▶ WHAT THE TASK REQUIRES:
Return the lines where the word "color" occurs.

Lines of data:
+ + + + + + +
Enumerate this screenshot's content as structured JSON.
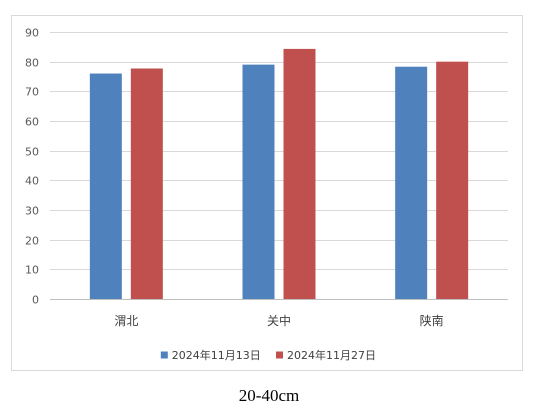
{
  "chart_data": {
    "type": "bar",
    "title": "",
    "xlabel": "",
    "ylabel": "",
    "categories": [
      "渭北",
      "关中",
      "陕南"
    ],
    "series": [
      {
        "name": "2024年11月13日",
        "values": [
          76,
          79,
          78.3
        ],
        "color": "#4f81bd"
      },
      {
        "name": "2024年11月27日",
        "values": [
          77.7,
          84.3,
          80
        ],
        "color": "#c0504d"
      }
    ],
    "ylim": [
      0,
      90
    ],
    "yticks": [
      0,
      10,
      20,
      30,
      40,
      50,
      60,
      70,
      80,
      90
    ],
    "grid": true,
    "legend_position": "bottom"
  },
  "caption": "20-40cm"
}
+ + + + + + +
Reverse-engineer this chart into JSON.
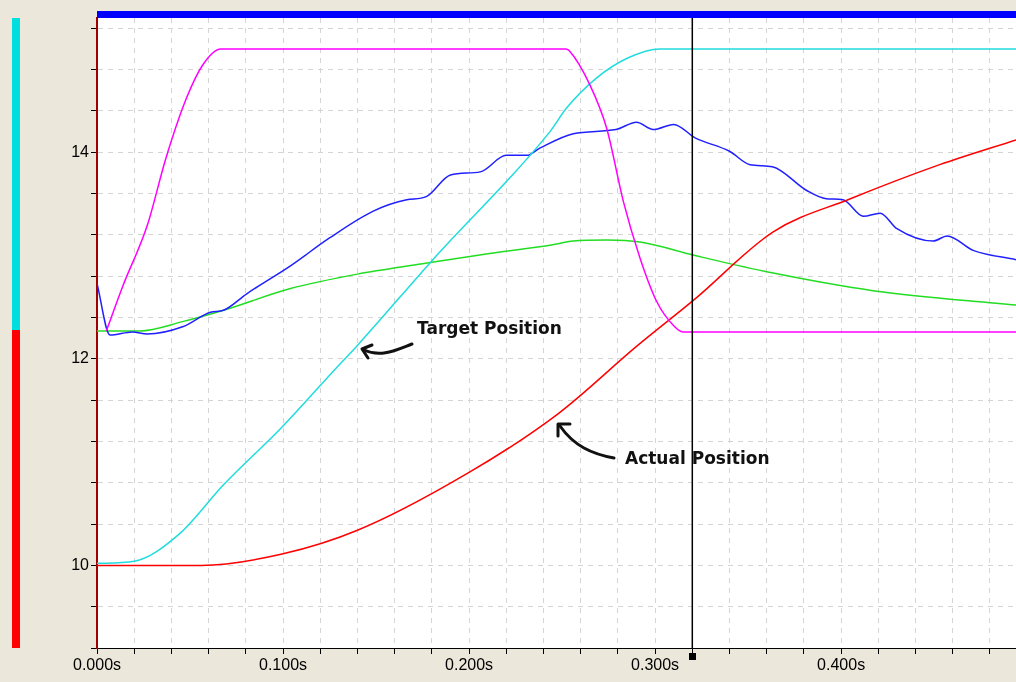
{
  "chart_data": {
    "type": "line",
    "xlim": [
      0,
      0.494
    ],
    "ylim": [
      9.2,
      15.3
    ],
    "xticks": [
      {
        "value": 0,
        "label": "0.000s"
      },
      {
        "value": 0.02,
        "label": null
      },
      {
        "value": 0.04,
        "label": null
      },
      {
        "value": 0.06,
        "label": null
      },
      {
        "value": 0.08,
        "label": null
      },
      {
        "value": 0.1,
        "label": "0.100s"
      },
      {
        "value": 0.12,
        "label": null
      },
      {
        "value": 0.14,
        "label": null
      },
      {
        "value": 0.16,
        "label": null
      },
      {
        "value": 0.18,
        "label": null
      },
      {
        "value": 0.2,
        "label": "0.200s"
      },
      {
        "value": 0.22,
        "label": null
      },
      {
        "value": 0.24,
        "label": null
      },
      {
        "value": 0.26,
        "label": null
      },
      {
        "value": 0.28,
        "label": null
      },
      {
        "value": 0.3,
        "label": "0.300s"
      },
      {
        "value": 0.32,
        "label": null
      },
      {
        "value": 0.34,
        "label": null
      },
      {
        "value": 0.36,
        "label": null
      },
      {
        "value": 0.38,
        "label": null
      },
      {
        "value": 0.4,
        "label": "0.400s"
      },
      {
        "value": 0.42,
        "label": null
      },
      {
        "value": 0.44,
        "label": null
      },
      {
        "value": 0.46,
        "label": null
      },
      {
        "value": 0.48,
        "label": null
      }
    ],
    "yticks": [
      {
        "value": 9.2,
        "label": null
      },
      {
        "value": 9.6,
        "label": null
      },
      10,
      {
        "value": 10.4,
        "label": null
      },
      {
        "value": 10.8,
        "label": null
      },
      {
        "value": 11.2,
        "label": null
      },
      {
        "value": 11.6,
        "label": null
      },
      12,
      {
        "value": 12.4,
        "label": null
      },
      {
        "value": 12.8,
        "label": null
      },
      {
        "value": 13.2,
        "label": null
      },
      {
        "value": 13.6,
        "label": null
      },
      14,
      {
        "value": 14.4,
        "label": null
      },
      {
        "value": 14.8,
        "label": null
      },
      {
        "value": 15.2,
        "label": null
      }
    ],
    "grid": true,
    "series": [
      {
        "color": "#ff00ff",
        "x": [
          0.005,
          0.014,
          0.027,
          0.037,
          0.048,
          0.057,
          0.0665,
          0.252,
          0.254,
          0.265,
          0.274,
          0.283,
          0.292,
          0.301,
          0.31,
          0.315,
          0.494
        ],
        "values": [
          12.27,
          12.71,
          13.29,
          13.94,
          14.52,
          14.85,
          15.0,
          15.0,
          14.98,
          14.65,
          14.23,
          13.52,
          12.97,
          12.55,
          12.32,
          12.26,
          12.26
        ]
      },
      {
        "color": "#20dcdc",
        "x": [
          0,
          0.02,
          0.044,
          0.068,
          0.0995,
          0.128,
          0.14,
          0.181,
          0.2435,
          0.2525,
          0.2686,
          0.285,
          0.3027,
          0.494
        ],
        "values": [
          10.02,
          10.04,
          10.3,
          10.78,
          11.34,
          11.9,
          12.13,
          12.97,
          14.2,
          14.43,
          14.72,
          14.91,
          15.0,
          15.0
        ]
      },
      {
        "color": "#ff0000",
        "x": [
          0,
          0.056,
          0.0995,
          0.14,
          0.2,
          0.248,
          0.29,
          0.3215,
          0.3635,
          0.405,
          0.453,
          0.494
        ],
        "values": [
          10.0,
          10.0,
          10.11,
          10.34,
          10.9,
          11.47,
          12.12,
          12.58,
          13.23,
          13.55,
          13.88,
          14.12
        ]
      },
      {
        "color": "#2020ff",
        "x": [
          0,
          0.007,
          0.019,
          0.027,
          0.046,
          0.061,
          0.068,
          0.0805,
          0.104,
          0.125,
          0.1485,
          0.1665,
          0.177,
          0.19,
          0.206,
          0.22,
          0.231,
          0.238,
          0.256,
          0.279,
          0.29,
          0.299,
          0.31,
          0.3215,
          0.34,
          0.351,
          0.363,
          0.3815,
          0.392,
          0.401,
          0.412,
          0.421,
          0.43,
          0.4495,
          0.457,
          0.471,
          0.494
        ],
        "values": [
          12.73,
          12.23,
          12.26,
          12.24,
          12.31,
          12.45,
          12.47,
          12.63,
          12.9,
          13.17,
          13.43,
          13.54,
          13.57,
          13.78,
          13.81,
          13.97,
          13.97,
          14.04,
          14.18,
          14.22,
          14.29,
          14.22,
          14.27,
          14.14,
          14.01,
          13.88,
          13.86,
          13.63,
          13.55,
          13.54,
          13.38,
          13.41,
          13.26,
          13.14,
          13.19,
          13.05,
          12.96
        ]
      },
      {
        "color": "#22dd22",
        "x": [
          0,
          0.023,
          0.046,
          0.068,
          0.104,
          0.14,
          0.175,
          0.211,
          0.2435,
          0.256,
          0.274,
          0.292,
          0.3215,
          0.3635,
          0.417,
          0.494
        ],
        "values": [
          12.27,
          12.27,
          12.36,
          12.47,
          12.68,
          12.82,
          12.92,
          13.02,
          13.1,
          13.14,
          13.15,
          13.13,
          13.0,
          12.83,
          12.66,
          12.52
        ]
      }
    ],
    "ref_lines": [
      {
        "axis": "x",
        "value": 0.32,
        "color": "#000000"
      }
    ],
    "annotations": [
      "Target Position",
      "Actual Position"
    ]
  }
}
+ + + + + + +
▶ OUTPUT:
        "color": "#4f81bd"
        "color": "#c0504d"
        "color": "#ff00ff",
        "color": "#20dcdc",
        "color": "#ff0000",
        "color": "#2020ff",
        "color": "#22dd22",
        "color": "#000000"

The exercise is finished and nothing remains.